(Data entries for graphics)
------------------------------------------------------------------------

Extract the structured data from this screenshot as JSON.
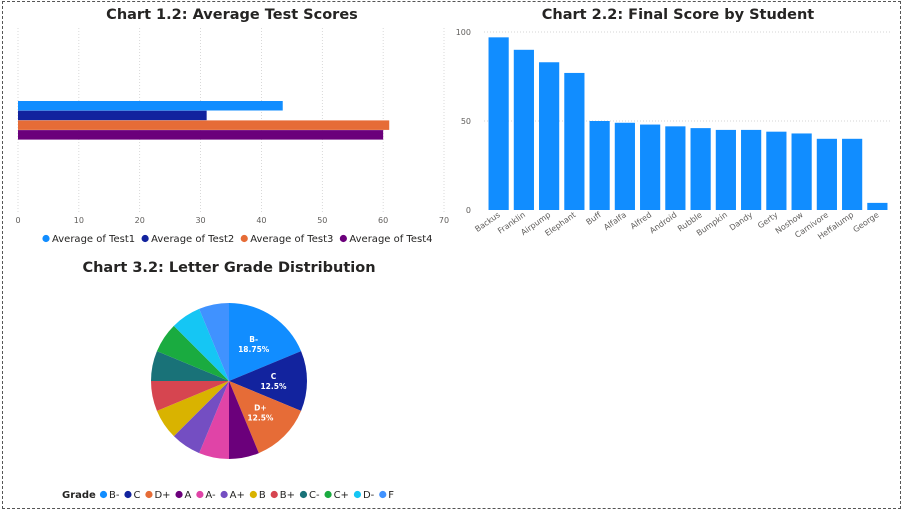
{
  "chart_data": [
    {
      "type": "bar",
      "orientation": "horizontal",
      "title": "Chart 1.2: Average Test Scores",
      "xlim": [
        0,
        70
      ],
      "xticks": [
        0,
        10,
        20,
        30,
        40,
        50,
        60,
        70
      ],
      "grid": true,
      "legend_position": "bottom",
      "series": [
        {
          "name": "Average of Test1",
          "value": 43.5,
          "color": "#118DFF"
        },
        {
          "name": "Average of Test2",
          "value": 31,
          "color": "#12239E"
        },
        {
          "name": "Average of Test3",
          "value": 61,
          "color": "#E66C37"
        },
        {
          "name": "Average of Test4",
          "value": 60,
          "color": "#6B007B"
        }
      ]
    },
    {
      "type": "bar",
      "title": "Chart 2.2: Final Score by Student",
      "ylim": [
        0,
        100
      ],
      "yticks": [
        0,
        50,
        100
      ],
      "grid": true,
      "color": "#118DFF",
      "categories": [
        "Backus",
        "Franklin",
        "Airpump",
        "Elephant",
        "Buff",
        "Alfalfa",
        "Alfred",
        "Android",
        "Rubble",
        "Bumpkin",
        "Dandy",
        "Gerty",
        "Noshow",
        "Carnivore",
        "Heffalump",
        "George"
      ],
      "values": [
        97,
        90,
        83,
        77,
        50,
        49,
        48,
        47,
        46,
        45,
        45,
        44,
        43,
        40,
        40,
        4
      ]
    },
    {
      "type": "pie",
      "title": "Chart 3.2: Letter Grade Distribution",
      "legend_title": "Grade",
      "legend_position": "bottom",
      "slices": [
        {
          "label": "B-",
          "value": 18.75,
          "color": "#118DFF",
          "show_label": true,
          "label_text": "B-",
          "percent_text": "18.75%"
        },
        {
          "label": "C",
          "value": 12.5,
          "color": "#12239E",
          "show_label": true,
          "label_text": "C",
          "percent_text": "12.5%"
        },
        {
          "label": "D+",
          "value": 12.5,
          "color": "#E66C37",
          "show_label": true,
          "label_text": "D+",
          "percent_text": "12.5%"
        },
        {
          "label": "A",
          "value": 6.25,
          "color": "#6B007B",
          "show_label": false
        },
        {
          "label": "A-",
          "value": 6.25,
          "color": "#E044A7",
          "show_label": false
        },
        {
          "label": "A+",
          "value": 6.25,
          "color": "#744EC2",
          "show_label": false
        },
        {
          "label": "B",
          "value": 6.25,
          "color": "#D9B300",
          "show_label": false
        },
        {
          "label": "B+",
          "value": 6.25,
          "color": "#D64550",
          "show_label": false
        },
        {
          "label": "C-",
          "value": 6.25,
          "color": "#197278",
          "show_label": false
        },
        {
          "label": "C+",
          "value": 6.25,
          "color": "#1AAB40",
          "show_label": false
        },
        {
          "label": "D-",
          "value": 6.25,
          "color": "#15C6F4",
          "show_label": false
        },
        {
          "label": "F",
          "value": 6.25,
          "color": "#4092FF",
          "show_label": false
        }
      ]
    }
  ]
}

------------------------------------------------------------------------

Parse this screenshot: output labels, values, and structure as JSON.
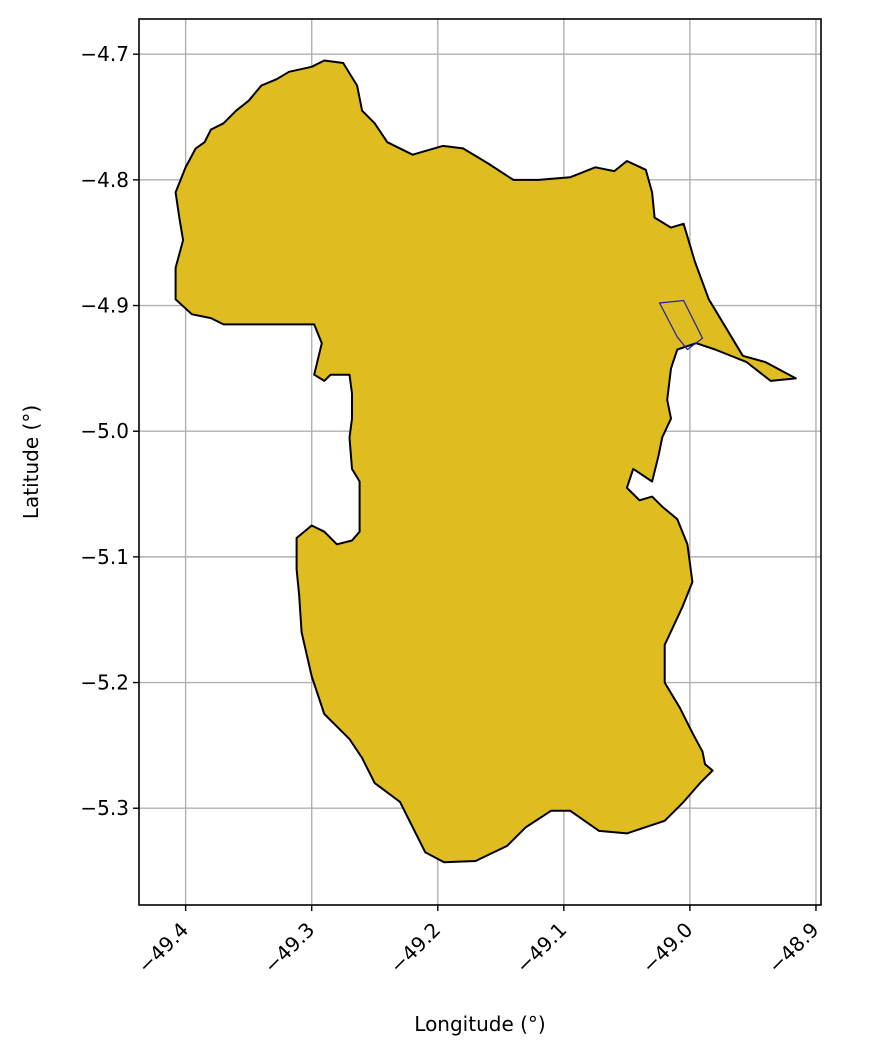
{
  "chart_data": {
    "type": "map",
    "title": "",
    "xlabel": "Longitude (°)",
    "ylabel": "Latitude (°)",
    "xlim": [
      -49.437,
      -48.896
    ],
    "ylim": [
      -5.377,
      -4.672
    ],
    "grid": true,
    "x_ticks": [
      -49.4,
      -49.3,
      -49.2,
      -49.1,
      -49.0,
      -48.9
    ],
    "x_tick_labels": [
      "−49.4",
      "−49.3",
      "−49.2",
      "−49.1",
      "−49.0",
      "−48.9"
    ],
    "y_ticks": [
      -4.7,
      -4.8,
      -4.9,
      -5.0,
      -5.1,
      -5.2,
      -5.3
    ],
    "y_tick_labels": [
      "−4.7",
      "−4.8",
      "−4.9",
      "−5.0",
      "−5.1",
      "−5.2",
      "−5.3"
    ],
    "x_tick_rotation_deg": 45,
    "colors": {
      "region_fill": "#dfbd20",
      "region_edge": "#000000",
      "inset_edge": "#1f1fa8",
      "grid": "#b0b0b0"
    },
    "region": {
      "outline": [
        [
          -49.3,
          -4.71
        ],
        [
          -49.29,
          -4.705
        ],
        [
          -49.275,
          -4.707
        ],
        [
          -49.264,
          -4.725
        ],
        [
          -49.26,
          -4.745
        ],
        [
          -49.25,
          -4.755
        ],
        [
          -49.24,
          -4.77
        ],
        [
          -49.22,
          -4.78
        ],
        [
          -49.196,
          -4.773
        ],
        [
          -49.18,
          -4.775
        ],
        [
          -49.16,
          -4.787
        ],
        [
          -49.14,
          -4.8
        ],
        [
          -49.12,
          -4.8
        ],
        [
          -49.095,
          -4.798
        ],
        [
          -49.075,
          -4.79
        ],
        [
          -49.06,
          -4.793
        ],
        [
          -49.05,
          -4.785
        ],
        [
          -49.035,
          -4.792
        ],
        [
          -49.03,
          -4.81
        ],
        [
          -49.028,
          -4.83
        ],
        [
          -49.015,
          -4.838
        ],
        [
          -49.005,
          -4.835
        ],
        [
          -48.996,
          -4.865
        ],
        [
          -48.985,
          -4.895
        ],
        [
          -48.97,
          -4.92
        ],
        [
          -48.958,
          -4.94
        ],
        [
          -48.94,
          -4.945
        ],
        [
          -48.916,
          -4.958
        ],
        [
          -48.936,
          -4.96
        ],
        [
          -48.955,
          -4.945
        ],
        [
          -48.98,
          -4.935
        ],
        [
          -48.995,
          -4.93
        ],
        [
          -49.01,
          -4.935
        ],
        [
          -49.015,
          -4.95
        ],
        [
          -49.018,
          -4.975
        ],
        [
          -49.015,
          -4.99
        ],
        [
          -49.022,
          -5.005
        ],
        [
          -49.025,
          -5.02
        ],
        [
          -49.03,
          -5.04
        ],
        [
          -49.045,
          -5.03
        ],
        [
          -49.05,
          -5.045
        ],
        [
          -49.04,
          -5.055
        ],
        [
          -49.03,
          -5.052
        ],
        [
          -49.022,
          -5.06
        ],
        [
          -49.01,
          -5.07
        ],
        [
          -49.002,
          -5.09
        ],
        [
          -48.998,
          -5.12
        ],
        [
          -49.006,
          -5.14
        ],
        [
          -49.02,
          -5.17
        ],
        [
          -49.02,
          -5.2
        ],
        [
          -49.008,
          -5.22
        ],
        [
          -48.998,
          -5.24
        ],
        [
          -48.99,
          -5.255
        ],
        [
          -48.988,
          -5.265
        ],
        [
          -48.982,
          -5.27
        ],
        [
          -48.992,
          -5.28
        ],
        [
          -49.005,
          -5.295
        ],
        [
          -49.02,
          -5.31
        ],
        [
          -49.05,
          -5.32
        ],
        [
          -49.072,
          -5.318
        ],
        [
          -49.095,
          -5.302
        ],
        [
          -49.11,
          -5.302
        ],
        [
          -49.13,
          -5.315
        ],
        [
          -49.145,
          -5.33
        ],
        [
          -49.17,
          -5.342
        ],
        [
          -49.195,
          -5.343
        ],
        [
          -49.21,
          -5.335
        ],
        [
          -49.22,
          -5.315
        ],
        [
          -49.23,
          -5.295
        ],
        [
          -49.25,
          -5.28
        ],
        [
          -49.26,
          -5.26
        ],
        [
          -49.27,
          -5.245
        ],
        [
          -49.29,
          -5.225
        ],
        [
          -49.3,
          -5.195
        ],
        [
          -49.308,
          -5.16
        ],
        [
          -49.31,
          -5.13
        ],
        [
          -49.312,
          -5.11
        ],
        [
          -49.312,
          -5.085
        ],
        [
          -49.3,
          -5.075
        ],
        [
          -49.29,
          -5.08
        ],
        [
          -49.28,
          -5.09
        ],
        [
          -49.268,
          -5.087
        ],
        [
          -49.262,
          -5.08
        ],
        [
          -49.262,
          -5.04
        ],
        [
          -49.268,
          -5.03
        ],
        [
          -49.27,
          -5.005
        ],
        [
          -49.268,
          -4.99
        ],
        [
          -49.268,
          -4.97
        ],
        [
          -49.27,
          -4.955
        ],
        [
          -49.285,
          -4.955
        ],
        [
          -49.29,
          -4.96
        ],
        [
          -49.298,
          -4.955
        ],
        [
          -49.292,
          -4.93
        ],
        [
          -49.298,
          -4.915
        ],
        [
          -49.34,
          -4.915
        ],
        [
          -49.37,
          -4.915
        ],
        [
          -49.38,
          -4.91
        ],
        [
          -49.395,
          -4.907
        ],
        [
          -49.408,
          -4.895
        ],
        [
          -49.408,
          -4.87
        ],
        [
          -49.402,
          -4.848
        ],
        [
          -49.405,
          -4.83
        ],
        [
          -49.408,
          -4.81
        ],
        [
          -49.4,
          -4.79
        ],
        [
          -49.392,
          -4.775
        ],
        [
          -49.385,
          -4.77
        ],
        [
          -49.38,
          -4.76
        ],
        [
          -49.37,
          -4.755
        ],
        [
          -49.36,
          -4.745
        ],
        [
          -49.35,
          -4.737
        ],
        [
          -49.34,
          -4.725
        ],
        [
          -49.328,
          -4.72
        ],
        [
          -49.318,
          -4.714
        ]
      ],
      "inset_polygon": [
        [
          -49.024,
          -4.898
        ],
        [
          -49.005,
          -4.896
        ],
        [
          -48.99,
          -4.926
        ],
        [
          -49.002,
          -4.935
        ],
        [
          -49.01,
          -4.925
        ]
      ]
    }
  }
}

------------------------------------------------------------------------

Find the word "this" in the records and pull out each line that has it.

■ WRITTEN ANSWER ■
Extract the structured data from this screenshot as JSON.
Parse this screenshot: output labels, values, and structure as JSON.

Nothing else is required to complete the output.